*Request*
Repeat each line word for word.

═══ The records

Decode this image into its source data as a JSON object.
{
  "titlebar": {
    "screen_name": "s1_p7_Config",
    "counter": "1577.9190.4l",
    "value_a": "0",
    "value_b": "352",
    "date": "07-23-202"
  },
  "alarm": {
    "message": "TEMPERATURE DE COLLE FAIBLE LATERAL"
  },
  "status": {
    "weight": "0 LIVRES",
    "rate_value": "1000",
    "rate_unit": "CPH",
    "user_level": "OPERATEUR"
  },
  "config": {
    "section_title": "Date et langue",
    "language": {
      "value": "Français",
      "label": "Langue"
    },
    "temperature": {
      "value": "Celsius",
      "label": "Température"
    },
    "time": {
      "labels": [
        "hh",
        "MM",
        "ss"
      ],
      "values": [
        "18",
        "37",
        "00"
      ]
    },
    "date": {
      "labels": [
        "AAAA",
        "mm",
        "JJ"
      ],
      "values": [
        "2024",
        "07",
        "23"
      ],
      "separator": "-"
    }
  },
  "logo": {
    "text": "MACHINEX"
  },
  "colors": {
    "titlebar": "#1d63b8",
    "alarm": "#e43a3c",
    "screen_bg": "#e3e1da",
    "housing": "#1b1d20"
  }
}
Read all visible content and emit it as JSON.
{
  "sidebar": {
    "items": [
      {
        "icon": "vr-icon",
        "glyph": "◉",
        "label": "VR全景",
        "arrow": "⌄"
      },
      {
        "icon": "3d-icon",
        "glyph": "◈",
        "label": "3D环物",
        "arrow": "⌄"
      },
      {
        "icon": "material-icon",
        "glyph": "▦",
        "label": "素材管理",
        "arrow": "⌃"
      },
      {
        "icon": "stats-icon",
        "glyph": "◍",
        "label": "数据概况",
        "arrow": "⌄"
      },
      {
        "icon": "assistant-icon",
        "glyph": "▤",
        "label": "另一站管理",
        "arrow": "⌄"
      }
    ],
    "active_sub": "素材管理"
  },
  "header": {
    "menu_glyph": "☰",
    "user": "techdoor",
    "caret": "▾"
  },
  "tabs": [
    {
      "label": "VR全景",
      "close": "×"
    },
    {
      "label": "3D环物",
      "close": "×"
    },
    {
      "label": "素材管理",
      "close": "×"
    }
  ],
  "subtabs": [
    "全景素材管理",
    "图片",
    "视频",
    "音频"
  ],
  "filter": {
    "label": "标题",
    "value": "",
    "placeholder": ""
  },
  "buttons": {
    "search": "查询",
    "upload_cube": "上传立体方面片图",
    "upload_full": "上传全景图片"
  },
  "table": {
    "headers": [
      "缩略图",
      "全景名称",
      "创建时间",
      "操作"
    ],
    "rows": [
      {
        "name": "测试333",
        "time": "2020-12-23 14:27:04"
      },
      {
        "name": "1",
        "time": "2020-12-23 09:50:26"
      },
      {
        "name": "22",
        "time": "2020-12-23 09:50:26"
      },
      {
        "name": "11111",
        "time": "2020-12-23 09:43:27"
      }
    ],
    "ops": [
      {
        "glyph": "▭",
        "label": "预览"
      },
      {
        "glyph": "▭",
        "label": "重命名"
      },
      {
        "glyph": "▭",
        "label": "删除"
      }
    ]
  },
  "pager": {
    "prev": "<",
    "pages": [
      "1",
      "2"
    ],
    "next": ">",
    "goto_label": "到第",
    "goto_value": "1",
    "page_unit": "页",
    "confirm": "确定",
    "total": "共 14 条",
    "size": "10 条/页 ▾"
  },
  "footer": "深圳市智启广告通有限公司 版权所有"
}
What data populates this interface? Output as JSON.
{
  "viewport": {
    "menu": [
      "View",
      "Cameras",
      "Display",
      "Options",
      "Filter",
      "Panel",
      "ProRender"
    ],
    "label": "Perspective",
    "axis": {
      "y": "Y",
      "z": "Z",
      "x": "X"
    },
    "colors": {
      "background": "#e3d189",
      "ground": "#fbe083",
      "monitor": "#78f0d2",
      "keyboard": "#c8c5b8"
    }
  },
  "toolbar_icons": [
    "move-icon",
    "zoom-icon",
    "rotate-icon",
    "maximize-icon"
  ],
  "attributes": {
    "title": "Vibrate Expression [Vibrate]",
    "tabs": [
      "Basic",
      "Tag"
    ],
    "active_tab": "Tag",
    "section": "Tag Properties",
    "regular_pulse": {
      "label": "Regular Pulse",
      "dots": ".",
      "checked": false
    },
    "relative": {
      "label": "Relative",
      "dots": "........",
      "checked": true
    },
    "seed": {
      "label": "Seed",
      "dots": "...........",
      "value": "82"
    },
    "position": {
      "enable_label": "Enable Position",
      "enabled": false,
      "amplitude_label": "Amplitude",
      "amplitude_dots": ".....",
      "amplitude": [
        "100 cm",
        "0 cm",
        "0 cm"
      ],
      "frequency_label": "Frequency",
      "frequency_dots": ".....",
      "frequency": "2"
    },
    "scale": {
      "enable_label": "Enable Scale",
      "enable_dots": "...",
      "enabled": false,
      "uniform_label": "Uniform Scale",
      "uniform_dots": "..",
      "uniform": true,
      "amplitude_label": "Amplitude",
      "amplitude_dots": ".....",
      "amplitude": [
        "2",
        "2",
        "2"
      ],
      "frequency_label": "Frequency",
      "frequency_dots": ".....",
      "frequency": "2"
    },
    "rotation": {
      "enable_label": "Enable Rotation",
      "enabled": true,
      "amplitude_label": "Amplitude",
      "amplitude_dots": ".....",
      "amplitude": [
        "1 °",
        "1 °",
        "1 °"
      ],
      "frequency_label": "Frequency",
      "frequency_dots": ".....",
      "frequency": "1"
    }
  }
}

══════

*Written reply*
Decode this image into its source data as a JSON object.
{
  "titlebar": {
    "screen_name": "s1_p7_Config",
    "counter": "1577.9190.4l",
    "value_a": "0",
    "value_b": "352",
    "date": "07-23-202"
  },
  "alarm": {
    "message": "TEMPERATURE DE COLLE FAIBLE LATERAL"
  },
  "status": {
    "weight": "0 LIVRES",
    "rate_value": "1000",
    "rate_unit": "CPH",
    "user_level": "OPERATEUR"
  },
  "config": {
    "section_title": "Date et langue",
    "language": {
      "value": "Français",
      "label": "Langue"
    },
    "temperature": {
      "value": "Celsius",
      "label": "Température"
    },
    "time": {
      "labels": [
        "hh",
        "MM",
        "ss"
      ],
      "values": [
        "18",
        "37",
        "00"
      ]
    },
    "date": {
      "labels": [
        "AAAA",
        "mm",
        "JJ"
      ],
      "values": [
        "2024",
        "07",
        "23"
      ],
      "separator": "-"
    }
  },
  "logo": {
    "text": "MACHINEX"
  },
  "colors": {
    "titlebar": "#1d63b8",
    "alarm": "#e43a3c",
    "screen_bg": "#e3e1da",
    "housing": "#1b1d20"
  }
}
Read all visible content and emit it as JSON.
{
  "sidebar": {
    "items": [
      {
        "icon": "vr-icon",
        "glyph": "◉",
        "label": "VR全景",
        "arrow": "⌄"
      },
      {
        "icon": "3d-icon",
        "glyph": "◈",
        "label": "3D环物",
        "arrow": "⌄"
      },
      {
        "icon": "material-icon",
        "glyph": "▦",
        "label": "素材管理",
        "arrow": "⌃"
      },
      {
        "icon": "stats-icon",
        "glyph": "◍",
        "label": "数据概况",
        "arrow": "⌄"
      },
      {
        "icon": "assistant-icon",
        "glyph": "▤",
        "label": "另一站管理",
        "arrow": "⌄"
      }
    ],
    "active_sub": "素材管理"
  },
  "header": {
    "menu_glyph": "☰",
    "user": "techdoor",
    "caret": "▾"
  },
  "tabs": [
    {
      "label": "VR全景",
      "close": "×"
    },
    {
      "label": "3D环物",
      "close": "×"
    },
    {
      "label": "素材管理",
      "close": "×"
    }
  ],
  "subtabs": [
    "全景素材管理",
    "图片",
    "视频",
    "音频"
  ],
  "filter": {
    "label": "标题",
    "value": "",
    "placeholder": ""
  },
  "buttons": {
    "search": "查询",
    "upload_cube": "上传立体方面片图",
    "upload_full": "上传全景图片"
  },
  "table": {
    "headers": [
      "缩略图",
      "全景名称",
      "创建时间",
      "操作"
    ],
    "rows": [
      {
        "name": "测试333",
        "time": "2020-12-23 14:27:04"
      },
      {
        "name": "1",
        "time": "2020-12-23 09:50:26"
      },
      {
        "name": "22",
        "time": "2020-12-23 09:50:26"
      },
      {
        "name": "11111",
        "time": "2020-12-23 09:43:27"
      }
    ],
    "ops": [
      {
        "glyph": "▭",
        "label": "预览"
      },
      {
        "glyph": "▭",
        "label": "重命名"
      },
      {
        "glyph": "▭",
        "label": "删除"
      }
    ]
  },
  "pager": {
    "prev": "<",
    "pages": [
      "1",
      "2"
    ],
    "next": ">",
    "goto_label": "到第",
    "goto_value": "1",
    "page_unit": "页",
    "confirm": "确定",
    "total": "共 14 条",
    "size": "10 条/页 ▾"
  },
  "footer": "深圳市智启广告通有限公司 版权所有"
}
What data populates this interface? Output as JSON.
{
  "viewport": {
    "menu": [
      "View",
      "Cameras",
      "Display",
      "Options",
      "Filter",
      "Panel",
      "ProRender"
    ],
    "label": "Perspective",
    "axis": {
      "y": "Y",
      "z": "Z",
      "x": "X"
    },
    "colors": {
      "background": "#e3d189",
      "ground": "#fbe083",
      "monitor": "#78f0d2",
      "keyboard": "#c8c5b8"
    }
  },
  "toolbar_icons": [
    "move-icon",
    "zoom-icon",
    "rotate-icon",
    "maximize-icon"
  ],
  "attributes": {
    "title": "Vibrate Expression [Vibrate]",
    "tabs": [
      "Basic",
      "Tag"
    ],
    "active_tab": "Tag",
    "section": "Tag Properties",
    "regular_pulse": {
      "label": "Regular Pulse",
      "dots": ".",
      "checked": false
    },
    "relative": {
      "label": "Relative",
      "dots": "........",
      "checked": true
    },
    "seed": {
      "label": "Seed",
      "dots": "...........",
      "value": "82"
    },
    "position": {
      "enable_label": "Enable Position",
      "enabled": false,
      "amplitude_label": "Amplitude",
      "amplitude_dots": ".....",
      "amplitude": [
        "100 cm",
        "0 cm",
        "0 cm"
      ],
      "frequency_label": "Frequency",
      "frequency_dots": ".....",
      "frequency": "2"
    },
    "scale": {
      "enable_label": "Enable Scale",
      "enable_dots": "...",
      "enabled": false,
      "uniform_label": "Uniform Scale",
      "uniform_dots": "..",
      "uniform": true,
      "amplitude_label": "Amplitude",
      "amplitude_dots": ".....",
      "amplitude": [
        "2",
        "2",
        "2"
      ],
      "frequency_label": "Frequency",
      "frequency_dots": ".....",
      "frequency": "2"
    },
    "rotation": {
      "enable_label": "Enable Rotation",
      "enabled": true,
      "amplitude_label": "Amplitude",
      "amplitude_dots": ".....",
      "amplitude": [
        "1 °",
        "1 °",
        "1 °"
      ],
      "frequency_label": "Frequency",
      "frequency_dots": ".....",
      "frequency": "1"
    }
  }
}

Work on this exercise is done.